> _DATA LISTING_
◆ ◆ ◆

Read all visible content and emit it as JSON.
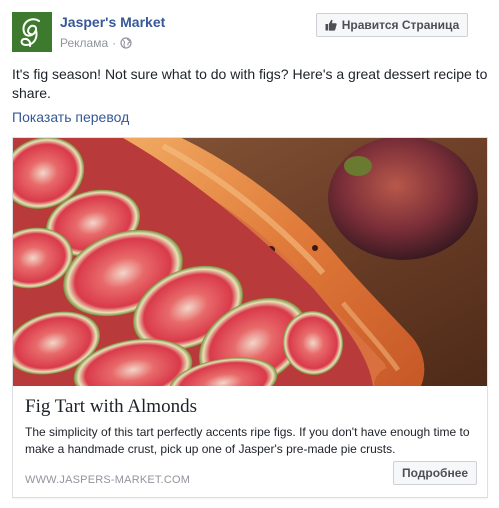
{
  "post": {
    "page_name": "Jasper's Market",
    "sponsored_label": "Реклама",
    "separator": "·",
    "text": "It's fig season! Not sure what to do with figs? Here's a great dessert recipe to share.",
    "translate_link": "Показать перевод",
    "like_page_button": "Нравится Страница"
  },
  "card": {
    "title": "Fig Tart with Almonds",
    "description": "The simplicity of this tart perfectly accents ripe figs. If you don't have enough time to make a handmade crust, pick up one of Jasper's pre-made pie crusts.",
    "domain": "WWW.JASPERS-MARKET.COM",
    "cta_button": "Подробнее"
  },
  "icons": {
    "avatar": "jaspers-market-logo",
    "privacy": "globe-icon",
    "like": "thumbs-up-icon"
  },
  "colors": {
    "link_blue": "#365899",
    "text": "#1d2129",
    "secondary_text": "#90949c",
    "button_bg": "#f6f7f9",
    "border": "#dddfe2",
    "avatar_green": "#3d7a2e"
  }
}
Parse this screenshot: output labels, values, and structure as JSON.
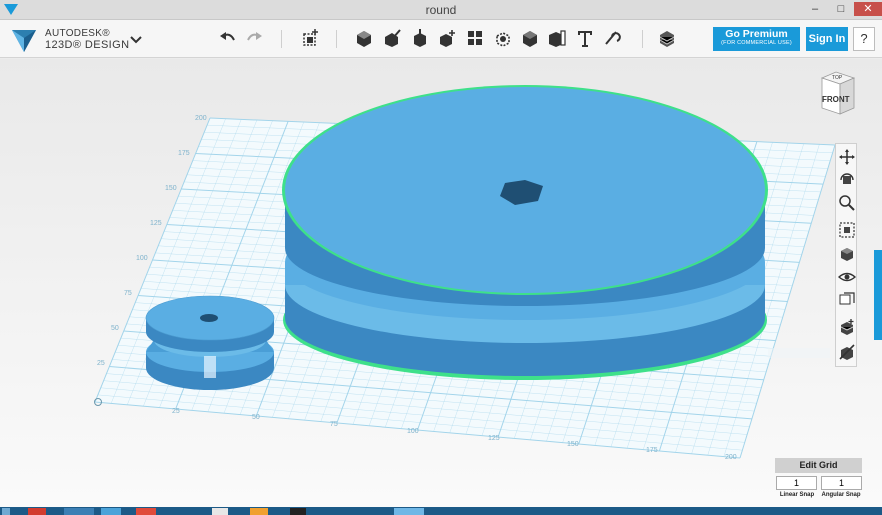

◆ ◆ ◆

Leave out the pictures and transcribe everything else exactly.

> _FULL RESPONSE_
Read all visible content and emit it as JSON.
{
  "post": {
    "page_name": "Jasper's Market",
    "sponsored_label": "Реклама",
    "separator": "·",
    "text": "It's fig season! Not sure what to do with figs? Here's a great dessert recipe to share.",
    "translate_link": "Показать перевод",
    "like_page_button": "Нравится Страница"
  },
  "card": {
    "title": "Fig Tart with Almonds",
    "description": "The simplicity of this tart perfectly accents ripe figs. If you don't have enough time to make a handmade crust, pick up one of Jasper's pre-made pie crusts.",
    "domain": "WWW.JASPERS-MARKET.COM",
    "cta_button": "Подробнее"
  },
  "icons": {
    "avatar": "jaspers-market-logo",
    "privacy": "globe-icon",
    "like": "thumbs-up-icon"
  },
  "colors": {
    "link_blue": "#365899",
    "text": "#1d2129",
    "secondary_text": "#90949c",
    "button_bg": "#f6f7f9",
    "border": "#dddfe2",
    "avatar_green": "#3d7a2e"
  }
}
Parse this screenshot: output labels, values, and structure as JSON.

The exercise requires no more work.